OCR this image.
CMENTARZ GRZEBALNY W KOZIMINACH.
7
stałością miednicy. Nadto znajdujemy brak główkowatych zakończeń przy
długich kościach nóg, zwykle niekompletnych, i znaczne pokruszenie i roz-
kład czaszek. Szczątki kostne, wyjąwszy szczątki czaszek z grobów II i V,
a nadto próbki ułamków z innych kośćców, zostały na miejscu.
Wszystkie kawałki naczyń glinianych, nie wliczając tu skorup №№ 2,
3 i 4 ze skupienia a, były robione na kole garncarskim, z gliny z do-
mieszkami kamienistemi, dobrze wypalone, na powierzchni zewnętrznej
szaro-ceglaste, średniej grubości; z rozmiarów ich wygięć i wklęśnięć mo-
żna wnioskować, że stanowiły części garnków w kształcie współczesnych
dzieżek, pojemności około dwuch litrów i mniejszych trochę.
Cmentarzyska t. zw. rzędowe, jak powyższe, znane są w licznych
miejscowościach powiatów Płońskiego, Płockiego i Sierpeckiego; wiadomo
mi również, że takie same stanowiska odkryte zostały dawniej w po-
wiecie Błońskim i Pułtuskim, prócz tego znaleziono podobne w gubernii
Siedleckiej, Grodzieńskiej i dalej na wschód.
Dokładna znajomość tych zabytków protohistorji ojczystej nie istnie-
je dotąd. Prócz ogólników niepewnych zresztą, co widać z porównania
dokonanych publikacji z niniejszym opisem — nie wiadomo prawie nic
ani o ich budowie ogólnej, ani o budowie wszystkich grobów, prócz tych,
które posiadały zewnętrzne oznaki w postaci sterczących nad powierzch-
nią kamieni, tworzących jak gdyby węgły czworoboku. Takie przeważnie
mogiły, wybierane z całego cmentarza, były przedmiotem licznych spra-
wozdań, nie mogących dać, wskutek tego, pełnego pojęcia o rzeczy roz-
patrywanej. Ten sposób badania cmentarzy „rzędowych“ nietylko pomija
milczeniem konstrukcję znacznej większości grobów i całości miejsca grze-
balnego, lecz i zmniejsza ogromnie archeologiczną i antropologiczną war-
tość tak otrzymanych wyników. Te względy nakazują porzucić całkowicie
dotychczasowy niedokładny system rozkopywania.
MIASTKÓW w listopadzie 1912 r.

__What you should do__: Set down the entries above again, word for word.

__Result of the task__:
OCR this image.
CMENTARZ GRZEBALNY W KOZIMINACH.
7
stałością miednicy. Nadto znajdujemy brak główkowatych zakończeń przy
długich kościach nóg, zwykle niekompletnych, i znaczne pokruszenie i roz-
kład czaszek. Szczątki kostne, wyjąwszy szczątki czaszek z grobów II i V,
a nadto próbki ułamków z innych kośćców, zostały na miejscu.
Wszystkie kawałki naczyń glinianych, nie wliczając tu skorup №№ 2,
3 i 4 ze skupienia a, były robione na kole garncarskim, z gliny z do-
mieszkami kamienistemi, dobrze wypalone, na powierzchni zewnętrznej
szaro-ceglaste, średniej grubości; z rozmiarów ich wygięć i wklęśnięć mo-
żna wnioskować, że stanowiły części garnków w kształcie współczesnych
dzieżek, pojemności około dwuch litrów i mniejszych trochę.
Cmentarzyska t. zw. rzędowe, jak powyższe, znane są w licznych
miejscowościach powiatów Płońskiego, Płockiego i Sierpeckiego; wiadomo
mi również, że takie same stanowiska odkryte zostały dawniej w po-
wiecie Błońskim i Pułtuskim, prócz tego znaleziono podobne w gubernii
Siedleckiej, Grodzieńskiej i dalej na wschód.
Dokładna znajomość tych zabytków protohistorji ojczystej nie istnie-
je dotąd. Prócz ogólników niepewnych zresztą, co widać z porównania
dokonanych publikacji z niniejszym opisem — nie wiadomo prawie nic
ani o ich budowie ogólnej, ani o budowie wszystkich grobów, prócz tych,
które posiadały zewnętrzne oznaki w postaci sterczących nad powierzch-
nią kamieni, tworzących jak gdyby węgły czworoboku. Takie przeważnie
mogiły, wybierane z całego cmentarza, były przedmiotem licznych spra-
wozdań, nie mogących dać, wskutek tego, pełnego pojęcia o rzeczy roz-
patrywanej. Ten sposób badania cmentarzy „rzędowych“ nietylko pomija
milczeniem konstrukcję znacznej większości grobów i całości miejsca grze-
balnego, lecz i zmniejsza ogromnie archeologiczną i antropologiczną war-
tość tak otrzymanych wyników. Te względy nakazują porzucić całkowicie
dotychczasowy niedokładny system rozkopywania.
MIASTKÓW w listopadzie 1912 r.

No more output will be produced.